======== Dataset extract

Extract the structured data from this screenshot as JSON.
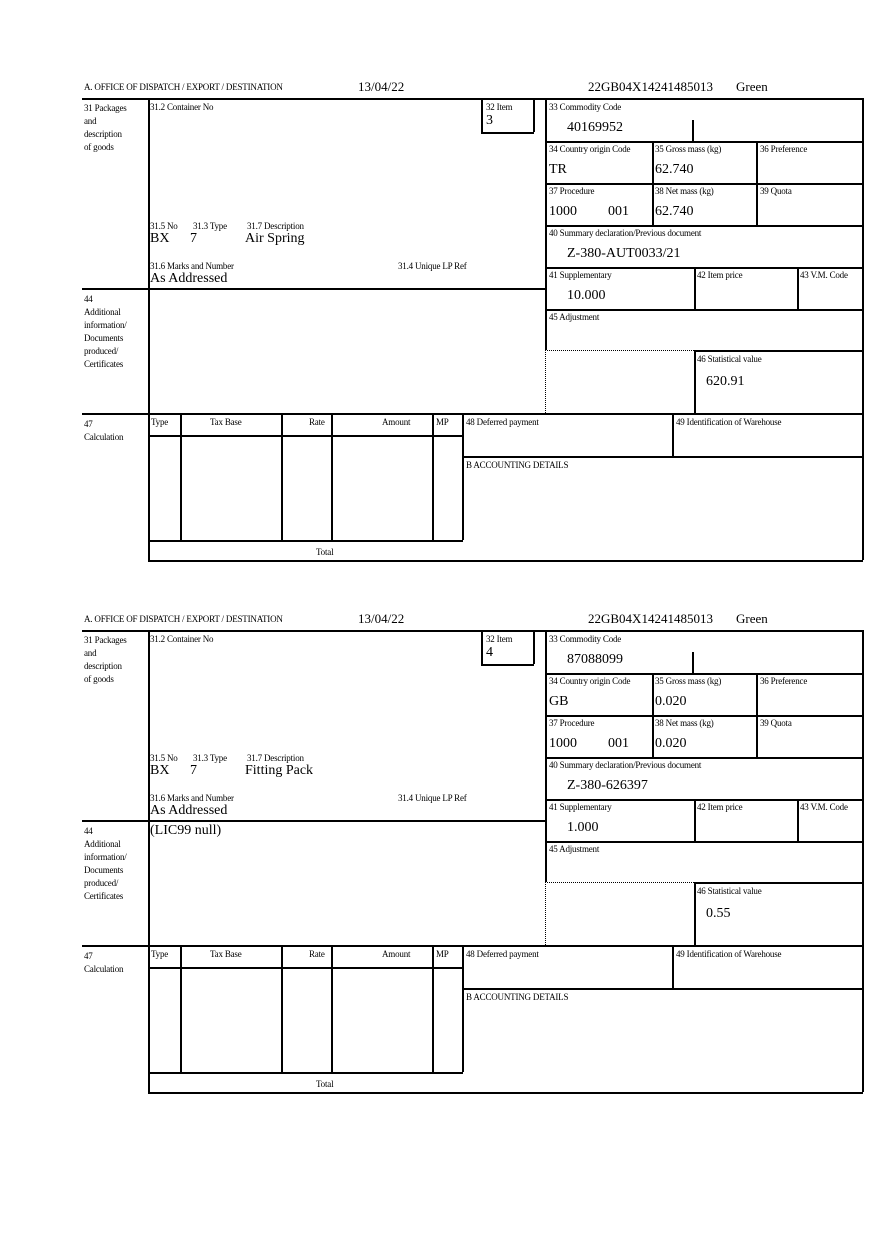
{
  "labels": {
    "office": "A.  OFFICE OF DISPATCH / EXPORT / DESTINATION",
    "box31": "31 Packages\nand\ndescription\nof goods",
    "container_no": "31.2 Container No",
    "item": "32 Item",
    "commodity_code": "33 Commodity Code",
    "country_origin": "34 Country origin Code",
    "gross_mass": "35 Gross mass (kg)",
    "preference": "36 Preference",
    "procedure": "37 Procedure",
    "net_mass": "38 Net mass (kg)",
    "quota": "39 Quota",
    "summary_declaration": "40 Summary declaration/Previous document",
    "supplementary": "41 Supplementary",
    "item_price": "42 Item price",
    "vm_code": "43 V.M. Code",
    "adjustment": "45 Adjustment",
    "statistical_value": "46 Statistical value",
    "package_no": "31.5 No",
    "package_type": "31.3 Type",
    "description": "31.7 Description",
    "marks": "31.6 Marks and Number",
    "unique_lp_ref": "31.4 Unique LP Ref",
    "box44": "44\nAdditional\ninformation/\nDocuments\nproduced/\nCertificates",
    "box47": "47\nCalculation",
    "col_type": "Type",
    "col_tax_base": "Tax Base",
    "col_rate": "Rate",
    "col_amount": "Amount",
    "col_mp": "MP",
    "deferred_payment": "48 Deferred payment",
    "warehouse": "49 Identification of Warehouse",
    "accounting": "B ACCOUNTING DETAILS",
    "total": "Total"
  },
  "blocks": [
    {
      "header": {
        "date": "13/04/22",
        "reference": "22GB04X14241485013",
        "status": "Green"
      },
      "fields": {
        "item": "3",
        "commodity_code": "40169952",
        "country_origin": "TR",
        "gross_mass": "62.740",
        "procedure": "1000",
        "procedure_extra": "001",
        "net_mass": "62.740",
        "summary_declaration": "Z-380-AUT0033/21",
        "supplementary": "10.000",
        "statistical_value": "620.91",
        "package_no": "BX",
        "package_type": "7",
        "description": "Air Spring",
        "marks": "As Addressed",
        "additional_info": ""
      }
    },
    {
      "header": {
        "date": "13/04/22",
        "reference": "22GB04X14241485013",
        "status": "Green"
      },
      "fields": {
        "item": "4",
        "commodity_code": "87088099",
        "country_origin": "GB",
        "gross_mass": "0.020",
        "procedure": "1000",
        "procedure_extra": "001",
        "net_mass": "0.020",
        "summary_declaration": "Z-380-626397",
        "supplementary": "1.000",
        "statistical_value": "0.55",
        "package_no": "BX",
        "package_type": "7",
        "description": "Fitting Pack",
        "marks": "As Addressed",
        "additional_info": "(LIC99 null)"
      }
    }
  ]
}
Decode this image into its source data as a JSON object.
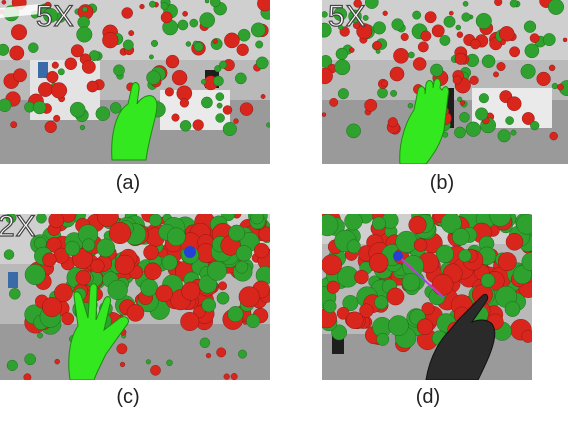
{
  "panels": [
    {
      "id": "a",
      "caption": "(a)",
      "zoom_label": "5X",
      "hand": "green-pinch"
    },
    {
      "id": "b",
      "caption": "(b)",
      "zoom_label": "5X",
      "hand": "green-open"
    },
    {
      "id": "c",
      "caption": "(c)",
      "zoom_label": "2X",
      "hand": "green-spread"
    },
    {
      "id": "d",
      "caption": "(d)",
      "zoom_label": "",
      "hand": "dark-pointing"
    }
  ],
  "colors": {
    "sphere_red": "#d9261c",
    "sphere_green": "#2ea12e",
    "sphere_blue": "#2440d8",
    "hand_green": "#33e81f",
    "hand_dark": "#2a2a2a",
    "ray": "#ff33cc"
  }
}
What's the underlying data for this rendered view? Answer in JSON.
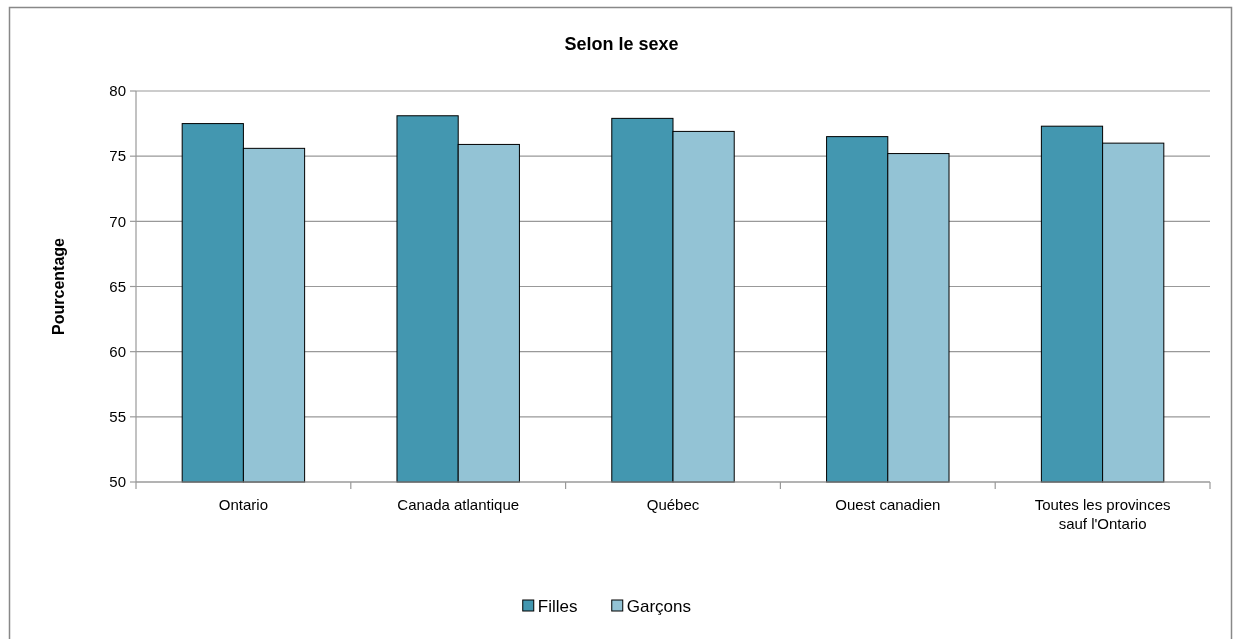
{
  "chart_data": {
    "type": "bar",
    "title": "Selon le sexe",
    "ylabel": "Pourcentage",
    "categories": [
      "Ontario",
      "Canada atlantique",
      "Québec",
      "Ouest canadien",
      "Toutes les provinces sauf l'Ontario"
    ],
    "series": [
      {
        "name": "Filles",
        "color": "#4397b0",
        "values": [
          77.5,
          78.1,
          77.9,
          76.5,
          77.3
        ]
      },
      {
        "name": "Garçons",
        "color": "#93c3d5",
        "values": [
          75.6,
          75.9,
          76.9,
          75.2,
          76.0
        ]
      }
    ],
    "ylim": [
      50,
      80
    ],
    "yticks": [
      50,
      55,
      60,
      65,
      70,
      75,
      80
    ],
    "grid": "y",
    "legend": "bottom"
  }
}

================

__Given request__. Copy out each line word for word, please, skipping the images.

__Response for this exercise__.
Extract the structured data from this screenshot as JSON.
{
  "labels": {
    "office": "A.  OFFICE OF DISPATCH / EXPORT / DESTINATION",
    "box31": "31 Packages\nand\ndescription\nof goods",
    "container_no": "31.2 Container No",
    "item": "32 Item",
    "commodity_code": "33 Commodity Code",
    "country_origin": "34 Country origin Code",
    "gross_mass": "35 Gross mass (kg)",
    "preference": "36 Preference",
    "procedure": "37 Procedure",
    "net_mass": "38 Net mass (kg)",
    "quota": "39 Quota",
    "summary_declaration": "40 Summary declaration/Previous document",
    "supplementary": "41 Supplementary",
    "item_price": "42 Item price",
    "vm_code": "43 V.M. Code",
    "adjustment": "45 Adjustment",
    "statistical_value": "46 Statistical value",
    "package_no": "31.5 No",
    "package_type": "31.3 Type",
    "description": "31.7 Description",
    "marks": "31.6 Marks and Number",
    "unique_lp_ref": "31.4 Unique LP Ref",
    "box44": "44\nAdditional\ninformation/\nDocuments\nproduced/\nCertificates",
    "box47": "47\nCalculation",
    "col_type": "Type",
    "col_tax_base": "Tax Base",
    "col_rate": "Rate",
    "col_amount": "Amount",
    "col_mp": "MP",
    "deferred_payment": "48 Deferred payment",
    "warehouse": "49 Identification of Warehouse",
    "accounting": "B ACCOUNTING DETAILS",
    "total": "Total"
  },
  "blocks": [
    {
      "header": {
        "date": "13/04/22",
        "reference": "22GB04X14241485013",
        "status": "Green"
      },
      "fields": {
        "item": "3",
        "commodity_code": "40169952",
        "country_origin": "TR",
        "gross_mass": "62.740",
        "procedure": "1000",
        "procedure_extra": "001",
        "net_mass": "62.740",
        "summary_declaration": "Z-380-AUT0033/21",
        "supplementary": "10.000",
        "statistical_value": "620.91",
        "package_no": "BX",
        "package_type": "7",
        "description": "Air Spring",
        "marks": "As Addressed",
        "additional_info": ""
      }
    },
    {
      "header": {
        "date": "13/04/22",
        "reference": "22GB04X14241485013",
        "status": "Green"
      },
      "fields": {
        "item": "4",
        "commodity_code": "87088099",
        "country_origin": "GB",
        "gross_mass": "0.020",
        "procedure": "1000",
        "procedure_extra": "001",
        "net_mass": "0.020",
        "summary_declaration": "Z-380-626397",
        "supplementary": "1.000",
        "statistical_value": "0.55",
        "package_no": "BX",
        "package_type": "7",
        "description": "Fitting Pack",
        "marks": "As Addressed",
        "additional_info": "(LIC99 null)"
      }
    }
  ]
}
Decode this image into its source data as a JSON object.
{
  "panels": [
    {
      "id": "a",
      "caption": "(a)",
      "zoom_label": "5X",
      "hand": "green-pinch"
    },
    {
      "id": "b",
      "caption": "(b)",
      "zoom_label": "5X",
      "hand": "green-open"
    },
    {
      "id": "c",
      "caption": "(c)",
      "zoom_label": "2X",
      "hand": "green-spread"
    },
    {
      "id": "d",
      "caption": "(d)",
      "zoom_label": "",
      "hand": "dark-pointing"
    }
  ],
  "colors": {
    "sphere_red": "#d9261c",
    "sphere_green": "#2ea12e",
    "sphere_blue": "#2440d8",
    "hand_green": "#33e81f",
    "hand_dark": "#2a2a2a",
    "ray": "#ff33cc"
  }
}
What's the underlying data for this rendered view? Answer in JSON.
{
  "chart_data": {
    "type": "bar",
    "title": "Selon le sexe",
    "ylabel": "Pourcentage",
    "categories": [
      "Ontario",
      "Canada atlantique",
      "Québec",
      "Ouest canadien",
      "Toutes les provinces sauf l'Ontario"
    ],
    "series": [
      {
        "name": "Filles",
        "color": "#4397b0",
        "values": [
          77.5,
          78.1,
          77.9,
          76.5,
          77.3
        ]
      },
      {
        "name": "Garçons",
        "color": "#93c3d5",
        "values": [
          75.6,
          75.9,
          76.9,
          75.2,
          76.0
        ]
      }
    ],
    "ylim": [
      50,
      80
    ],
    "yticks": [
      50,
      55,
      60,
      65,
      70,
      75,
      80
    ],
    "grid": "y",
    "legend": "bottom"
  }
}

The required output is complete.